### Given instruction A
Answer each question from the foliage post in a few words:
(i) For how long has the prostrate rosemary grown over the patio wall?
(ii) What does the Melianthus major do in the winter sun?
(iii) What has spattered some of the Acanthus mollis leaves?
### Given instruction B
Transcribe the foliage post word for word, taking everything from "The Acanthus mollis" down to "from the garden!".

Foliage Follow-Up – January 2015

Rosmarinus officinalis 'Prostratus'
Rosmarinus officinalis ‘Prostratus’

Despite the wintery showers this last week there is still plenty of foliage in the garden.  I do like evergreen foliage. I know that there are many winter shrubs which have flowers before the leaves but I like to see some green outside on a grey day.  One of the stalwarts of my garden is the prostrate rosemary which grows over the patio wall.  It has been there some 6 or 7 years maybe even longer and has come through at least two very cold winters.  I tend to take it for granted but at this time of yet it is a star not just for me but for the bees that feed on its nectar.

Choisya ternata Sundance
Choisya ternata Sundance

Choisya is another plant which really earns it keep in the winter.  I know there are some that don’t like the yellowish foliage but I find it welcome.

Melianthus major
Melianthus major

And it wouldn’t be a foliage follow up post without featuring my favourite Melianthus major which just glows in the winter sun.

Watsonia pallida
Watsonia pallida

Close to the Melianthus is a collection of Watsonia pallida which is looking particularly good in the sun at the moment.  I do like the strappy leaves they provide a nice contrast throughout the year to other foliage such as Geranium palmatum below

2015_01110004

2015_01110005

The Acanthus mollis foliage is still looking good although you will see that some of the leaves are spattered and this is mud which has been splattered up in the heavy rain we have recently had.  I do like the glossy leaves which is lucky as it is an impossible plant to remove from the garden!

### Information supplied
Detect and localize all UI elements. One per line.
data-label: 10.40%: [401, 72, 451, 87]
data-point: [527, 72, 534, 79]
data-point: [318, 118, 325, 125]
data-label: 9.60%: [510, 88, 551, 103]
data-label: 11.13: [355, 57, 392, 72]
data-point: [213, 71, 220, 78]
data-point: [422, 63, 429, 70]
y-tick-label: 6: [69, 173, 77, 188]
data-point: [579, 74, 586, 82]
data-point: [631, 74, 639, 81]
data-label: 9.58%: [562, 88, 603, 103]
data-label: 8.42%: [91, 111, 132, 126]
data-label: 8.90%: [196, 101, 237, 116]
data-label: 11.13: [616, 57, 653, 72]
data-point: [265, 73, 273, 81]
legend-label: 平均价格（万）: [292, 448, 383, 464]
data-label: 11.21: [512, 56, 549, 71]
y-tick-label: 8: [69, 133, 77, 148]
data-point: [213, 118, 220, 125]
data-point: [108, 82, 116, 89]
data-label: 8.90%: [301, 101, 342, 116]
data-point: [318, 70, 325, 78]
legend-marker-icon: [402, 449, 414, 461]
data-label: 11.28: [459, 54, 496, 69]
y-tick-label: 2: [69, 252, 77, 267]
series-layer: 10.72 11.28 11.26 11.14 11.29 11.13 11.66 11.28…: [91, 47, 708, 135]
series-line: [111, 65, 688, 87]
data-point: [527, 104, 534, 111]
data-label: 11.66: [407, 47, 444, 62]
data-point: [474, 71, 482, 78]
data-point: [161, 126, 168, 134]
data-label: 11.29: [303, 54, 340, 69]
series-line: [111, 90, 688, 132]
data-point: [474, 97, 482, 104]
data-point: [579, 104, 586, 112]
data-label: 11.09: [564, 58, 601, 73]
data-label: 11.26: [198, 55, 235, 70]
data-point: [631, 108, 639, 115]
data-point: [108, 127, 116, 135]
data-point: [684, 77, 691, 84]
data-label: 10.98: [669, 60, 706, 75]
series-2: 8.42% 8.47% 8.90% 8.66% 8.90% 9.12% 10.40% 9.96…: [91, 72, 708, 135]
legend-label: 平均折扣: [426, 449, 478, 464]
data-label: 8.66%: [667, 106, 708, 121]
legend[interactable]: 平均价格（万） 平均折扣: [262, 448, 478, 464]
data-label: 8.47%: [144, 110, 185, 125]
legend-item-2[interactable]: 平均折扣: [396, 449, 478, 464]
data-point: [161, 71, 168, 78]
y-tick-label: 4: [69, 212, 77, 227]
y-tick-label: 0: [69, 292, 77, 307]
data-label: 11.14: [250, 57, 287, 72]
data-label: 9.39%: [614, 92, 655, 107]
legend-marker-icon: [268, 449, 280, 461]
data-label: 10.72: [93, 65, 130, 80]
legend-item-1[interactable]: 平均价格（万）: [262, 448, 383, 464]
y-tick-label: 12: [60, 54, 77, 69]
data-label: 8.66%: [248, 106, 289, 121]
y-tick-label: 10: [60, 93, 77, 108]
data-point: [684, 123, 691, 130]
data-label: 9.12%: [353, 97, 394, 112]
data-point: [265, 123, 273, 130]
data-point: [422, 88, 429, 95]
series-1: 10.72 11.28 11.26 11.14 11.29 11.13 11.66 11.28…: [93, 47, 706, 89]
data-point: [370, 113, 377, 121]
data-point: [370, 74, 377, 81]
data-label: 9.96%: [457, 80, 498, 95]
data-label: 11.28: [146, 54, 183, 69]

### Task output A
(i) Some 6 or 7 years, maybe even longer.
(ii) It glows.
(iii) Mud splattered up in the recent heavy rain.

### Task output B
The Acanthus mollis foliage is still looking good although you will see that some of the leaves are spattered and this is mud which has been splattered up in the heavy rain we have recently had.  I do like the glossy leaves which is lucky as it is an impossible plant to remove from the garden!